> **Exercise description**
Every line of the material below should be repeated exactly.

> **Task inputs**
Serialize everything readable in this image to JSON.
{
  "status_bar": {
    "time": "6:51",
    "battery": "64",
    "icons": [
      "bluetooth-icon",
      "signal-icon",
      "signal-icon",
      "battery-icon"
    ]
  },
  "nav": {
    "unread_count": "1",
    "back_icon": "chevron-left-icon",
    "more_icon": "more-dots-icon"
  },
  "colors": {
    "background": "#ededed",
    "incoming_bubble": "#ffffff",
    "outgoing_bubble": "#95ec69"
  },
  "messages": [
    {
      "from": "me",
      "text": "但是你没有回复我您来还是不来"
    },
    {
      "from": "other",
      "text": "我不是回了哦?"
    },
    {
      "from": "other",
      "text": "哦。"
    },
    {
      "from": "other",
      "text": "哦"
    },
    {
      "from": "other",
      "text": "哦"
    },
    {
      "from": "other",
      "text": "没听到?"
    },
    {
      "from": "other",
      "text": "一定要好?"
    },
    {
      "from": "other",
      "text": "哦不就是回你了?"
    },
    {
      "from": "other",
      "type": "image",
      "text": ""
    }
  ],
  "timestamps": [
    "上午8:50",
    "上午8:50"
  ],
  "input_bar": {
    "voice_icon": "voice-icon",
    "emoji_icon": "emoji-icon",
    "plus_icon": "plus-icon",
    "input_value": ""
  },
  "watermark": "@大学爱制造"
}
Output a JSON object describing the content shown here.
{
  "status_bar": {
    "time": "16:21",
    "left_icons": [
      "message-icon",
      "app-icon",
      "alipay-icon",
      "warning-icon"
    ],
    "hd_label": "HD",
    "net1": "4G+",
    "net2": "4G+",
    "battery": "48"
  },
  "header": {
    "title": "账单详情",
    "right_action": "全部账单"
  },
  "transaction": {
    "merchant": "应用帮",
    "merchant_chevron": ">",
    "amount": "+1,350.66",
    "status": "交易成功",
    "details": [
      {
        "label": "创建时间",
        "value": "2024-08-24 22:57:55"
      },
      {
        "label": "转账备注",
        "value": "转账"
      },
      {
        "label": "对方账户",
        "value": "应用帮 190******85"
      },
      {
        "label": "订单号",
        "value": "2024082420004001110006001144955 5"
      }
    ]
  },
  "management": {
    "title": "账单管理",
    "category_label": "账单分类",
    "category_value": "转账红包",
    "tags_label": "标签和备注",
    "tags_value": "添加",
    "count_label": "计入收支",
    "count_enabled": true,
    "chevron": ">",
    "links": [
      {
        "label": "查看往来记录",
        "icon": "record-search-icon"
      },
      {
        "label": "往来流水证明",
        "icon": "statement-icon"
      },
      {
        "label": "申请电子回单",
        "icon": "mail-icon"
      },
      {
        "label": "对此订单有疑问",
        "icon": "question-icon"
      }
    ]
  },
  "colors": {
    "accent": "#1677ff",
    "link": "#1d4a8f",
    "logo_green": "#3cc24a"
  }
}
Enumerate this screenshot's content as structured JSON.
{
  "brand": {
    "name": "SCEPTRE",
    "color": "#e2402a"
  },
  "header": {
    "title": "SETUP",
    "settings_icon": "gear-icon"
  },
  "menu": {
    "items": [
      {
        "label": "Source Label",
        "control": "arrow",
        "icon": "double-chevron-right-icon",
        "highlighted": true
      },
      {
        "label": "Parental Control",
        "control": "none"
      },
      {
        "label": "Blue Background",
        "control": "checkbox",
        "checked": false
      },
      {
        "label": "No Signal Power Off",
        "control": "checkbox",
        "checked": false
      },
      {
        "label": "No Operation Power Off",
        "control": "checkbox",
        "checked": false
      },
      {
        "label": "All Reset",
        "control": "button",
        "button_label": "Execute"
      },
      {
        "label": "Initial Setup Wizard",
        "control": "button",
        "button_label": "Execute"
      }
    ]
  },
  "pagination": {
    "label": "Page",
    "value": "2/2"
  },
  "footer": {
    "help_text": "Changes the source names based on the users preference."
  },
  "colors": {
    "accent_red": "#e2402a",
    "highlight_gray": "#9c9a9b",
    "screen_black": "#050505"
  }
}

> **Result for this task**
Serialize everything readable in this image to JSON.
{
  "status_bar": {
    "time": "6:51",
    "battery": "64",
    "icons": [
      "bluetooth-icon",
      "signal-icon",
      "signal-icon",
      "battery-icon"
    ]
  },
  "nav": {
    "unread_count": "1",
    "back_icon": "chevron-left-icon",
    "more_icon": "more-dots-icon"
  },
  "colors": {
    "background": "#ededed",
    "incoming_bubble": "#ffffff",
    "outgoing_bubble": "#95ec69"
  },
  "messages": [
    {
      "from": "me",
      "text": "但是你没有回复我您来还是不来"
    },
    {
      "from": "other",
      "text": "我不是回了哦?"
    },
    {
      "from": "other",
      "text": "哦。"
    },
    {
      "from": "other",
      "text": "哦"
    },
    {
      "from": "other",
      "text": "哦"
    },
    {
      "from": "other",
      "text": "没听到?"
    },
    {
      "from": "other",
      "text": "一定要好?"
    },
    {
      "from": "other",
      "text": "哦不就是回你了?"
    },
    {
      "from": "other",
      "type": "image",
      "text": ""
    }
  ],
  "timestamps": [
    "上午8:50",
    "上午8:50"
  ],
  "input_bar": {
    "voice_icon": "voice-icon",
    "emoji_icon": "emoji-icon",
    "plus_icon": "plus-icon",
    "input_value": ""
  },
  "watermark": "@大学爱制造"
}
Output a JSON object describing the content shown here.
{
  "status_bar": {
    "time": "16:21",
    "left_icons": [
      "message-icon",
      "app-icon",
      "alipay-icon",
      "warning-icon"
    ],
    "hd_label": "HD",
    "net1": "4G+",
    "net2": "4G+",
    "battery": "48"
  },
  "header": {
    "title": "账单详情",
    "right_action": "全部账单"
  },
  "transaction": {
    "merchant": "应用帮",
    "merchant_chevron": ">",
    "amount": "+1,350.66",
    "status": "交易成功",
    "details": [
      {
        "label": "创建时间",
        "value": "2024-08-24 22:57:55"
      },
      {
        "label": "转账备注",
        "value": "转账"
      },
      {
        "label": "对方账户",
        "value": "应用帮 190******85"
      },
      {
        "label": "订单号",
        "value": "2024082420004001110006001144955 5"
      }
    ]
  },
  "management": {
    "title": "账单管理",
    "category_label": "账单分类",
    "category_value": "转账红包",
    "tags_label": "标签和备注",
    "tags_value": "添加",
    "count_label": "计入收支",
    "count_enabled": true,
    "chevron": ">",
    "links": [
      {
        "label": "查看往来记录",
        "icon": "record-search-icon"
      },
      {
        "label": "往来流水证明",
        "icon": "statement-icon"
      },
      {
        "label": "申请电子回单",
        "icon": "mail-icon"
      },
      {
        "label": "对此订单有疑问",
        "icon": "question-icon"
      }
    ]
  },
  "colors": {
    "accent": "#1677ff",
    "link": "#1d4a8f",
    "logo_green": "#3cc24a"
  }
}
Enumerate this screenshot's content as structured JSON.
{
  "brand": {
    "name": "SCEPTRE",
    "color": "#e2402a"
  },
  "header": {
    "title": "SETUP",
    "settings_icon": "gear-icon"
  },
  "menu": {
    "items": [
      {
        "label": "Source Label",
        "control": "arrow",
        "icon": "double-chevron-right-icon",
        "highlighted": true
      },
      {
        "label": "Parental Control",
        "control": "none"
      },
      {
        "label": "Blue Background",
        "control": "checkbox",
        "checked": false
      },
      {
        "label": "No Signal Power Off",
        "control": "checkbox",
        "checked": false
      },
      {
        "label": "No Operation Power Off",
        "control": "checkbox",
        "checked": false
      },
      {
        "label": "All Reset",
        "control": "button",
        "button_label": "Execute"
      },
      {
        "label": "Initial Setup Wizard",
        "control": "button",
        "button_label": "Execute"
      }
    ]
  },
  "pagination": {
    "label": "Page",
    "value": "2/2"
  },
  "footer": {
    "help_text": "Changes the source names based on the users preference."
  },
  "colors": {
    "accent_red": "#e2402a",
    "highlight_gray": "#9c9a9b",
    "screen_black": "#050505"
  }
}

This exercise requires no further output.